▸ GIVEN PROBLEM: Keep only the lines of the listing that include the word "icon", and copy them.
*** DATA EXCERPTS
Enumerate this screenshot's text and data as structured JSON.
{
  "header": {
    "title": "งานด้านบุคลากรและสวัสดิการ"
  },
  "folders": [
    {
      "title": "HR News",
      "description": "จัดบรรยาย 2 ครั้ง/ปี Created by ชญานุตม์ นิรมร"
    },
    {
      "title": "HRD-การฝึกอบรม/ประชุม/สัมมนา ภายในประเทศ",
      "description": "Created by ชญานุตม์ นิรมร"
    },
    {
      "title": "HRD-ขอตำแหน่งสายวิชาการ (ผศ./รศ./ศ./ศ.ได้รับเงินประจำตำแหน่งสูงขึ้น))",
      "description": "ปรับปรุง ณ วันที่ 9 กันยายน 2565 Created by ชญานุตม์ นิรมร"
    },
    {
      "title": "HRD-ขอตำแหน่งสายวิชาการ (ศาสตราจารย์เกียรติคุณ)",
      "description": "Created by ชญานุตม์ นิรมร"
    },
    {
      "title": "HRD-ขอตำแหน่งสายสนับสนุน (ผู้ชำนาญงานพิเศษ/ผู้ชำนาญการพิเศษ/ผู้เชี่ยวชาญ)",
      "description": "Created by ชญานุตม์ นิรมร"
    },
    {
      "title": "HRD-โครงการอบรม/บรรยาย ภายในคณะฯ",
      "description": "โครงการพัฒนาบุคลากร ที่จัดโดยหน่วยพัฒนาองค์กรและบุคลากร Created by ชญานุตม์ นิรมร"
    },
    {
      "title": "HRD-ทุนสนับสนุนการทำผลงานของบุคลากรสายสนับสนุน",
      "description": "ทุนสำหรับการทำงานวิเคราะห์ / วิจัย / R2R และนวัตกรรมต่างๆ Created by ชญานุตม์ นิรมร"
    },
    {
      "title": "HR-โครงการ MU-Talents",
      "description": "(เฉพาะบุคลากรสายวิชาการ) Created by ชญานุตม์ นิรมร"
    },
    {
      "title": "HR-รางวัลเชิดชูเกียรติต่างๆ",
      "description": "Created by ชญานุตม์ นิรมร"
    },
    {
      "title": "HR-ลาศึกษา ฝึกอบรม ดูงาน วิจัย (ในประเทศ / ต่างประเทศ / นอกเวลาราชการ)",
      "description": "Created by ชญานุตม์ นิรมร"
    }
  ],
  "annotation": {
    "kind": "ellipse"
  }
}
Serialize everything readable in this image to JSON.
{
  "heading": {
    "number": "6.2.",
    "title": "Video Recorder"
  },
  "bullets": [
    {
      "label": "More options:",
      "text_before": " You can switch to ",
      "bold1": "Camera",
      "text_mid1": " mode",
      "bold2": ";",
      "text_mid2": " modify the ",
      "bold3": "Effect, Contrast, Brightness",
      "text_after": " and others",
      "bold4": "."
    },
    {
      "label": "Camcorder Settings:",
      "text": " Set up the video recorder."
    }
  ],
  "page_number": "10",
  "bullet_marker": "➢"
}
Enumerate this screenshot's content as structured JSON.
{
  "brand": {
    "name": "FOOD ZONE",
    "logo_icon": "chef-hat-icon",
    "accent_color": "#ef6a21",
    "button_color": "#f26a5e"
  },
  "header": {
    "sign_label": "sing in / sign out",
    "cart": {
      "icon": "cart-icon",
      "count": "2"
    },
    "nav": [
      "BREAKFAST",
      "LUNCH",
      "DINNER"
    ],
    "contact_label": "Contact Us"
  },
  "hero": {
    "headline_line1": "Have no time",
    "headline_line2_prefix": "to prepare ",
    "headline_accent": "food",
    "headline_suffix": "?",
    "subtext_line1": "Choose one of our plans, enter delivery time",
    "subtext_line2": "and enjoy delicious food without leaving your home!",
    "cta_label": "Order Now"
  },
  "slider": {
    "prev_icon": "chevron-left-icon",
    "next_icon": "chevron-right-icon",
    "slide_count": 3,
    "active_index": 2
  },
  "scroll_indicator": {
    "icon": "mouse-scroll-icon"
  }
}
******
▸ EXERCISE OUTPUT:
    "logo_icon": "chef-hat-icon",
      "icon": "cart-icon",
    "prev_icon": "chevron-left-icon",
    "next_icon": "chevron-right-icon",
    "icon": "mouse-scroll-icon"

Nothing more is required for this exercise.